>> Start

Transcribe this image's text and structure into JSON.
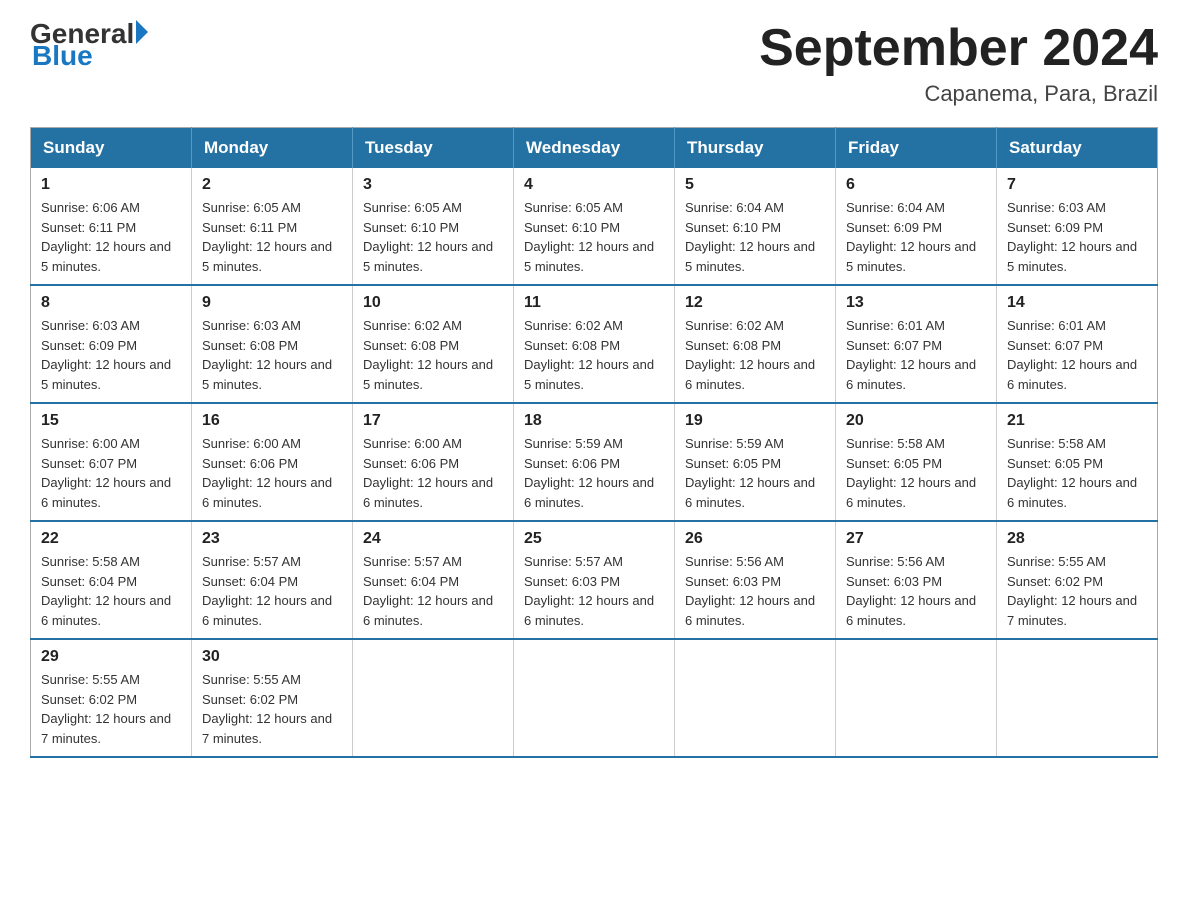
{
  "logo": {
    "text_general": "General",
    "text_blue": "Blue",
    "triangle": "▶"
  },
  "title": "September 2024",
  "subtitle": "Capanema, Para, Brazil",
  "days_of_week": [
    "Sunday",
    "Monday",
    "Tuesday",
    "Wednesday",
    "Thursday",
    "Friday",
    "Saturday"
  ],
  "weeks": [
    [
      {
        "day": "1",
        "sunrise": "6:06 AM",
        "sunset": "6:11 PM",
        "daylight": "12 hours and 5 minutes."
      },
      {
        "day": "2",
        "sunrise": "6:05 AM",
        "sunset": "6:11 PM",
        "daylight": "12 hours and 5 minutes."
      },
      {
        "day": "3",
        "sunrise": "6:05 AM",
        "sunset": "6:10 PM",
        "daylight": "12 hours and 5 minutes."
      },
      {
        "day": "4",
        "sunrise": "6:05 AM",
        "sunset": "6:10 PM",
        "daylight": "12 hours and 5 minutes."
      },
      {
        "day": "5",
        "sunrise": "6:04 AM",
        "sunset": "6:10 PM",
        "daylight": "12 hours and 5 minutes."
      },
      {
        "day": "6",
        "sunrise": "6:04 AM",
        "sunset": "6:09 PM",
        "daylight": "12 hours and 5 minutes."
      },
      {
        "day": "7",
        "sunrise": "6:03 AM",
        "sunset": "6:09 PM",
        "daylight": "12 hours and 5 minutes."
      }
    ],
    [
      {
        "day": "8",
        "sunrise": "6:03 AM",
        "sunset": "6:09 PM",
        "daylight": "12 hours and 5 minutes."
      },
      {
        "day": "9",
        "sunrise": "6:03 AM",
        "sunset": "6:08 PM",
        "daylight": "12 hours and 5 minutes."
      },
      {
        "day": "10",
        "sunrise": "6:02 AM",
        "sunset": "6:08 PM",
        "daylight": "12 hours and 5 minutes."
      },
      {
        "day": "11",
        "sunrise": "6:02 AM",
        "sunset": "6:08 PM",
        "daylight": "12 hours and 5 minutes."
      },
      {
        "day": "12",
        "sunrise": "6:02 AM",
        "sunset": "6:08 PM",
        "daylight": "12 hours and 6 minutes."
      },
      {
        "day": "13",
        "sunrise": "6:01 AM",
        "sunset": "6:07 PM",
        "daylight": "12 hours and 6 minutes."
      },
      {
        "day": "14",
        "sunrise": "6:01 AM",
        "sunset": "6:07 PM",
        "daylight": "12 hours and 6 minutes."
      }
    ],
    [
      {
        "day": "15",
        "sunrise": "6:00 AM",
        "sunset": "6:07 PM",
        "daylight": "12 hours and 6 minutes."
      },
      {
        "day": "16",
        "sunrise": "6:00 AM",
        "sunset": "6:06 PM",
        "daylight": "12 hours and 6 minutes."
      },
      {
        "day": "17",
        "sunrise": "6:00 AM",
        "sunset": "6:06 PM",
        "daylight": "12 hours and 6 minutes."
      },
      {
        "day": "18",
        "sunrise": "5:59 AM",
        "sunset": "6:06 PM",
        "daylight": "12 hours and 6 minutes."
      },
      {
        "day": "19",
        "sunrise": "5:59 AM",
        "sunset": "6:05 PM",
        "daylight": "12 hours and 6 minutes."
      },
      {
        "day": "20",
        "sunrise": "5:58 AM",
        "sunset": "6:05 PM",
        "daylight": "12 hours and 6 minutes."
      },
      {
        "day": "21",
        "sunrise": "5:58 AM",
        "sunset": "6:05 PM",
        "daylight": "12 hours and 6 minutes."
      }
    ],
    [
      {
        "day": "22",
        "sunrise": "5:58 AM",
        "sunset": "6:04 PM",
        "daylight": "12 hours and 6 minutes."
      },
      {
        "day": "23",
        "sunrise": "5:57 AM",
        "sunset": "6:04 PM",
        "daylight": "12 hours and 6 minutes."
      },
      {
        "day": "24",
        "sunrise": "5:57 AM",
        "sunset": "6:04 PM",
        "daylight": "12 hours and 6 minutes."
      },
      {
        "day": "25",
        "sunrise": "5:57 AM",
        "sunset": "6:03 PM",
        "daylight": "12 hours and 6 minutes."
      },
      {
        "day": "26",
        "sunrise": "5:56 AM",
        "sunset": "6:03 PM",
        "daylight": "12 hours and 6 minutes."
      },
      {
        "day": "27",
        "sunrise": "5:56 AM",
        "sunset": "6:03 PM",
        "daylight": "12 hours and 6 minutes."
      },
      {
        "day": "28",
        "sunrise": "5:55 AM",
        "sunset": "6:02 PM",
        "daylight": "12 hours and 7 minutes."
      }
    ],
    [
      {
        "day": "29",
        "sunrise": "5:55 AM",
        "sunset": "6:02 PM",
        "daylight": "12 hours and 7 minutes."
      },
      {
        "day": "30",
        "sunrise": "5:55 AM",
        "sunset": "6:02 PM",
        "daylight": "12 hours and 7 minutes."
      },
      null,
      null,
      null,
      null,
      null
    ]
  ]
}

>> End

#### [Aim of the task]
The pictures should not be reproduced; quote all of the other material exactly.

#### [Task response]
Transcribe this image's text and structure into JSON.
{
  "logo": {
    "text_general": "General",
    "text_blue": "Blue",
    "triangle": "▶"
  },
  "title": "September 2024",
  "subtitle": "Capanema, Para, Brazil",
  "days_of_week": [
    "Sunday",
    "Monday",
    "Tuesday",
    "Wednesday",
    "Thursday",
    "Friday",
    "Saturday"
  ],
  "weeks": [
    [
      {
        "day": "1",
        "sunrise": "6:06 AM",
        "sunset": "6:11 PM",
        "daylight": "12 hours and 5 minutes."
      },
      {
        "day": "2",
        "sunrise": "6:05 AM",
        "sunset": "6:11 PM",
        "daylight": "12 hours and 5 minutes."
      },
      {
        "day": "3",
        "sunrise": "6:05 AM",
        "sunset": "6:10 PM",
        "daylight": "12 hours and 5 minutes."
      },
      {
        "day": "4",
        "sunrise": "6:05 AM",
        "sunset": "6:10 PM",
        "daylight": "12 hours and 5 minutes."
      },
      {
        "day": "5",
        "sunrise": "6:04 AM",
        "sunset": "6:10 PM",
        "daylight": "12 hours and 5 minutes."
      },
      {
        "day": "6",
        "sunrise": "6:04 AM",
        "sunset": "6:09 PM",
        "daylight": "12 hours and 5 minutes."
      },
      {
        "day": "7",
        "sunrise": "6:03 AM",
        "sunset": "6:09 PM",
        "daylight": "12 hours and 5 minutes."
      }
    ],
    [
      {
        "day": "8",
        "sunrise": "6:03 AM",
        "sunset": "6:09 PM",
        "daylight": "12 hours and 5 minutes."
      },
      {
        "day": "9",
        "sunrise": "6:03 AM",
        "sunset": "6:08 PM",
        "daylight": "12 hours and 5 minutes."
      },
      {
        "day": "10",
        "sunrise": "6:02 AM",
        "sunset": "6:08 PM",
        "daylight": "12 hours and 5 minutes."
      },
      {
        "day": "11",
        "sunrise": "6:02 AM",
        "sunset": "6:08 PM",
        "daylight": "12 hours and 5 minutes."
      },
      {
        "day": "12",
        "sunrise": "6:02 AM",
        "sunset": "6:08 PM",
        "daylight": "12 hours and 6 minutes."
      },
      {
        "day": "13",
        "sunrise": "6:01 AM",
        "sunset": "6:07 PM",
        "daylight": "12 hours and 6 minutes."
      },
      {
        "day": "14",
        "sunrise": "6:01 AM",
        "sunset": "6:07 PM",
        "daylight": "12 hours and 6 minutes."
      }
    ],
    [
      {
        "day": "15",
        "sunrise": "6:00 AM",
        "sunset": "6:07 PM",
        "daylight": "12 hours and 6 minutes."
      },
      {
        "day": "16",
        "sunrise": "6:00 AM",
        "sunset": "6:06 PM",
        "daylight": "12 hours and 6 minutes."
      },
      {
        "day": "17",
        "sunrise": "6:00 AM",
        "sunset": "6:06 PM",
        "daylight": "12 hours and 6 minutes."
      },
      {
        "day": "18",
        "sunrise": "5:59 AM",
        "sunset": "6:06 PM",
        "daylight": "12 hours and 6 minutes."
      },
      {
        "day": "19",
        "sunrise": "5:59 AM",
        "sunset": "6:05 PM",
        "daylight": "12 hours and 6 minutes."
      },
      {
        "day": "20",
        "sunrise": "5:58 AM",
        "sunset": "6:05 PM",
        "daylight": "12 hours and 6 minutes."
      },
      {
        "day": "21",
        "sunrise": "5:58 AM",
        "sunset": "6:05 PM",
        "daylight": "12 hours and 6 minutes."
      }
    ],
    [
      {
        "day": "22",
        "sunrise": "5:58 AM",
        "sunset": "6:04 PM",
        "daylight": "12 hours and 6 minutes."
      },
      {
        "day": "23",
        "sunrise": "5:57 AM",
        "sunset": "6:04 PM",
        "daylight": "12 hours and 6 minutes."
      },
      {
        "day": "24",
        "sunrise": "5:57 AM",
        "sunset": "6:04 PM",
        "daylight": "12 hours and 6 minutes."
      },
      {
        "day": "25",
        "sunrise": "5:57 AM",
        "sunset": "6:03 PM",
        "daylight": "12 hours and 6 minutes."
      },
      {
        "day": "26",
        "sunrise": "5:56 AM",
        "sunset": "6:03 PM",
        "daylight": "12 hours and 6 minutes."
      },
      {
        "day": "27",
        "sunrise": "5:56 AM",
        "sunset": "6:03 PM",
        "daylight": "12 hours and 6 minutes."
      },
      {
        "day": "28",
        "sunrise": "5:55 AM",
        "sunset": "6:02 PM",
        "daylight": "12 hours and 7 minutes."
      }
    ],
    [
      {
        "day": "29",
        "sunrise": "5:55 AM",
        "sunset": "6:02 PM",
        "daylight": "12 hours and 7 minutes."
      },
      {
        "day": "30",
        "sunrise": "5:55 AM",
        "sunset": "6:02 PM",
        "daylight": "12 hours and 7 minutes."
      },
      null,
      null,
      null,
      null,
      null
    ]
  ]
}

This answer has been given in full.